Dataset records on visual material:
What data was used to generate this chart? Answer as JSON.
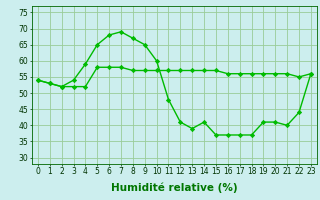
{
  "line1_x": [
    0,
    1,
    2,
    3,
    4,
    5,
    6,
    7,
    8,
    9,
    10,
    11,
    12,
    13,
    14,
    15,
    16,
    17,
    18,
    19,
    20,
    21,
    22,
    23
  ],
  "line1_y": [
    54,
    53,
    52,
    54,
    59,
    65,
    68,
    69,
    67,
    65,
    60,
    48,
    41,
    39,
    41,
    37,
    37,
    37,
    37,
    41,
    41,
    40,
    44,
    56
  ],
  "line2_x": [
    0,
    1,
    2,
    3,
    4,
    5,
    6,
    7,
    8,
    9,
    10,
    11,
    12,
    13,
    14,
    15,
    16,
    17,
    18,
    19,
    20,
    21,
    22,
    23
  ],
  "line2_y": [
    54,
    53,
    52,
    52,
    52,
    58,
    58,
    58,
    57,
    57,
    57,
    57,
    57,
    57,
    57,
    57,
    56,
    56,
    56,
    56,
    56,
    56,
    55,
    56
  ],
  "line_color": "#00bb00",
  "bg_color": "#cceeee",
  "grid_color": "#99cc99",
  "xlabel": "Humidité relative (%)",
  "xlim": [
    -0.5,
    23.5
  ],
  "ylim": [
    28,
    77
  ],
  "yticks": [
    30,
    35,
    40,
    45,
    50,
    55,
    60,
    65,
    70,
    75
  ],
  "xticks": [
    0,
    1,
    2,
    3,
    4,
    5,
    6,
    7,
    8,
    9,
    10,
    11,
    12,
    13,
    14,
    15,
    16,
    17,
    18,
    19,
    20,
    21,
    22,
    23
  ],
  "marker": "D",
  "marker_size": 2.2,
  "line_width": 1.0,
  "xlabel_color": "#007700",
  "xlabel_fontsize": 7.5,
  "tick_fontsize": 5.5,
  "tick_color": "#003300"
}
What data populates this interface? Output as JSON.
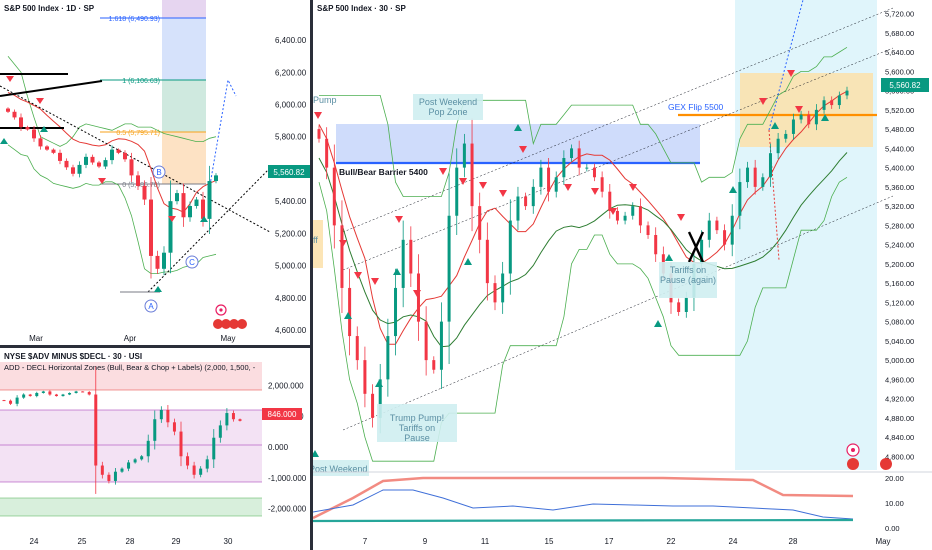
{
  "top_left": {
    "title": "S&P 500 Index · 1D · SP",
    "last_price": "5,560.82",
    "fib_labels": [
      "1.618 (6,490.93)",
      "1 (6,106.63)",
      "0.5 (5,795.71)",
      "0 (5,486.78)"
    ],
    "wave_labels": [
      "B",
      "C",
      "A"
    ],
    "month_labels": [
      "Mar",
      "Apr",
      "May"
    ]
  },
  "bottom_left": {
    "title": "NYSE $ADV MINUS $DECL · 30 · USI",
    "indicator": "ADD - DECL Horizontal Zones (Bull, Bear & Chop + Labels) (2,000, 1,500, -",
    "last_value": "846.000",
    "day_labels": [
      "24",
      "25",
      "28",
      "29",
      "30"
    ]
  },
  "right": {
    "title": "S&P 500 Index · 30 · SP",
    "last_price": "5,560.82",
    "annotations": [
      "Post Weekend Pop Zone",
      "Bull/Bear Barrier 5400",
      "GEX Flip 5500",
      "Tariffs on Pause (again)",
      "Trump Pump! Tariffs on Pause",
      "Post Weekend",
      "Pump",
      "ff"
    ],
    "x_labels": [
      "7",
      "9",
      "11",
      "15",
      "17",
      "22",
      "24",
      "28",
      "May"
    ],
    "oscillator_labels": [
      "20.00",
      "10.00",
      "0.00"
    ]
  },
  "chart_data": [
    {
      "type": "line",
      "title": "S&P 500 Index · 1D · SP",
      "y_ticks": [
        6400,
        6200,
        6000,
        5800,
        5600,
        5400,
        5200,
        5000,
        4800,
        4600
      ],
      "ylim": [
        4600,
        6500
      ],
      "close_series": [
        5955,
        5920,
        5860,
        5845,
        5790,
        5740,
        5720,
        5700,
        5650,
        5610,
        5570,
        5625,
        5675,
        5640,
        5615,
        5655,
        5720,
        5700,
        5660,
        5560,
        5495,
        5410,
        5060,
        4980,
        5080,
        5400,
        5450,
        5300,
        5370,
        5410,
        5290,
        5525,
        5560
      ],
      "series": [
        {
          "name": "Upper band",
          "values": [
            6300,
            6250,
            6200,
            6050,
            5920,
            5800,
            5780,
            5760,
            5740,
            5760,
            5800,
            5860,
            5880,
            5870,
            5860,
            5850,
            5840,
            5860,
            5880,
            5880,
            5860,
            5860,
            5860,
            5840,
            5820,
            5810,
            5800,
            5790,
            5780,
            5770,
            5770,
            5790,
            5800
          ]
        },
        {
          "name": "Lower band",
          "values": [
            5750,
            5720,
            5690,
            5680,
            5600,
            5560,
            5540,
            5510,
            5500,
            5490,
            5480,
            5490,
            5510,
            5500,
            5500,
            5520,
            5520,
            5500,
            5420,
            5310,
            5150,
            4980,
            4950,
            4950,
            4960,
            4960,
            4970,
            4990,
            5000,
            5010,
            5050,
            5060,
            5070
          ]
        }
      ]
    },
    {
      "type": "bar",
      "title": "NYSE $ADV MINUS $DECL · 30 · USI",
      "y_ticks": [
        2000,
        1000,
        0,
        -1000,
        -2000
      ],
      "ylim": [
        -2300,
        2300
      ],
      "zones": [
        {
          "name": "Bull",
          "from": 1500,
          "to": 2000
        },
        {
          "name": "Chop",
          "from": -1000,
          "to": 1000
        },
        {
          "name": "Bear",
          "from": -2000,
          "to": -1500
        }
      ],
      "last_value": 846
    },
    {
      "type": "line",
      "title": "S&P 500 Index · 30 · SP",
      "y_ticks": [
        5720,
        5680,
        5640,
        5600,
        5560,
        5520,
        5480,
        5440,
        5400,
        5360,
        5320,
        5280,
        5240,
        5200,
        5160,
        5120,
        5080,
        5040,
        5000,
        4960,
        4920,
        4880,
        4840,
        4800
      ],
      "ylim": [
        4780,
        5740
      ],
      "levels": [
        {
          "name": "Bull/Bear Barrier 5400",
          "value": 5400
        },
        {
          "name": "GEX Flip 5500",
          "value": 5500
        }
      ],
      "close_series": [
        5460,
        5400,
        5280,
        5150,
        5050,
        5000,
        4930,
        4880,
        4960,
        5050,
        5150,
        5250,
        5180,
        5080,
        5000,
        4980,
        5080,
        5300,
        5400,
        5450,
        5320,
        5250,
        5160,
        5120,
        5180,
        5290,
        5340,
        5320,
        5360,
        5400,
        5350,
        5380,
        5420,
        5440,
        5400,
        5400,
        5380,
        5350,
        5310,
        5290,
        5300,
        5320,
        5280,
        5260,
        5220,
        5180,
        5120,
        5100,
        5130,
        5200,
        5250,
        5290,
        5270,
        5240,
        5300,
        5370,
        5400,
        5360,
        5380,
        5430,
        5460,
        5470,
        5500,
        5510,
        5490,
        5520,
        5540,
        5530,
        5550,
        5560
      ]
    }
  ]
}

### Objective
Across the data, tally the lines containing "title" and give back the number alone.

### Expected answer
6